AIM: Beneath this task is a listing; retype all of it exactly.

DATA FOR PROCESSING:

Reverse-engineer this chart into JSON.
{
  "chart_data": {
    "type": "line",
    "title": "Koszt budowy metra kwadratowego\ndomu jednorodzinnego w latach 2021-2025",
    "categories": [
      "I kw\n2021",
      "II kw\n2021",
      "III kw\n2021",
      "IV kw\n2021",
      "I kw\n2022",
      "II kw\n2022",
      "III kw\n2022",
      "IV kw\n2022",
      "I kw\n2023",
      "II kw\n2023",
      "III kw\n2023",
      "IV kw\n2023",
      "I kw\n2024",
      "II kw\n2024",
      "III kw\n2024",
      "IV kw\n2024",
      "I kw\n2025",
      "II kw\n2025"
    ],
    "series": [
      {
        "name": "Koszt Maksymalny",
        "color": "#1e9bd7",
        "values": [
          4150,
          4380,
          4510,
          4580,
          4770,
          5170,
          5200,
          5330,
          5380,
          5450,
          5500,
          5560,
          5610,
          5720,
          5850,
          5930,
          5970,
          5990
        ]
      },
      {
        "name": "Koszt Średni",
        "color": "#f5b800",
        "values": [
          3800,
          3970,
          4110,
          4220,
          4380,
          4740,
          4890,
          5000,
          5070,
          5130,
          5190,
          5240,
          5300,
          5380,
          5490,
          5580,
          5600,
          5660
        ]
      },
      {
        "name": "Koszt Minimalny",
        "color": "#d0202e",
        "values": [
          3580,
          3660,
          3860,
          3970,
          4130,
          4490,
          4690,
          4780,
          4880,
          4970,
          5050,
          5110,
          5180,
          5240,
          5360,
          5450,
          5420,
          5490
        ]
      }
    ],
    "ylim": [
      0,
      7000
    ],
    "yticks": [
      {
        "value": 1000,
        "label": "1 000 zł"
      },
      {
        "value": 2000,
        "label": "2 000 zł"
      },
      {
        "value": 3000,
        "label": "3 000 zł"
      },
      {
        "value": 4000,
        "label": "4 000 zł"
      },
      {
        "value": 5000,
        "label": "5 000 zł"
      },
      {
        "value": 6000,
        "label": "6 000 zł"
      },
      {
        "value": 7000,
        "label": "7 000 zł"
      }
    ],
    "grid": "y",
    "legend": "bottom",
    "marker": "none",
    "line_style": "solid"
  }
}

TASK ANSWER:
Reverse-engineer this chart into JSON.
{
  "chart_data": {
    "type": "line",
    "title": "Koszt budowy metra kwadratowego\ndomu jednorodzinnego w latach 2021-2025",
    "categories": [
      "I kw\n2021",
      "II kw\n2021",
      "III kw\n2021",
      "IV kw\n2021",
      "I kw\n2022",
      "II kw\n2022",
      "III kw\n2022",
      "IV kw\n2022",
      "I kw\n2023",
      "II kw\n2023",
      "III kw\n2023",
      "IV kw\n2023",
      "I kw\n2024",
      "II kw\n2024",
      "III kw\n2024",
      "IV kw\n2024",
      "I kw\n2025",
      "II kw\n2025"
    ],
    "series": [
      {
        "name": "Koszt Maksymalny",
        "color": "#1e9bd7",
        "values": [
          4150,
          4380,
          4510,
          4580,
          4770,
          5170,
          5200,
          5330,
          5380,
          5450,
          5500,
          5560,
          5610,
          5720,
          5850,
          5930,
          5970,
          5990
        ]
      },
      {
        "name": "Koszt Średni",
        "color": "#f5b800",
        "values": [
          3800,
          3970,
          4110,
          4220,
          4380,
          4740,
          4890,
          5000,
          5070,
          5130,
          5190,
          5240,
          5300,
          5380,
          5490,
          5580,
          5600,
          5660
        ]
      },
      {
        "name": "Koszt Minimalny",
        "color": "#d0202e",
        "values": [
          3580,
          3660,
          3860,
          3970,
          4130,
          4490,
          4690,
          4780,
          4880,
          4970,
          5050,
          5110,
          5180,
          5240,
          5360,
          5450,
          5420,
          5490
        ]
      }
    ],
    "ylim": [
      0,
      7000
    ],
    "yticks": [
      {
        "value": 1000,
        "label": "1 000 zł"
      },
      {
        "value": 2000,
        "label": "2 000 zł"
      },
      {
        "value": 3000,
        "label": "3 000 zł"
      },
      {
        "value": 4000,
        "label": "4 000 zł"
      },
      {
        "value": 5000,
        "label": "5 000 zł"
      },
      {
        "value": 6000,
        "label": "6 000 zł"
      },
      {
        "value": 7000,
        "label": "7 000 zł"
      }
    ],
    "grid": "y",
    "legend": "bottom",
    "marker": "none",
    "line_style": "solid"
  }
}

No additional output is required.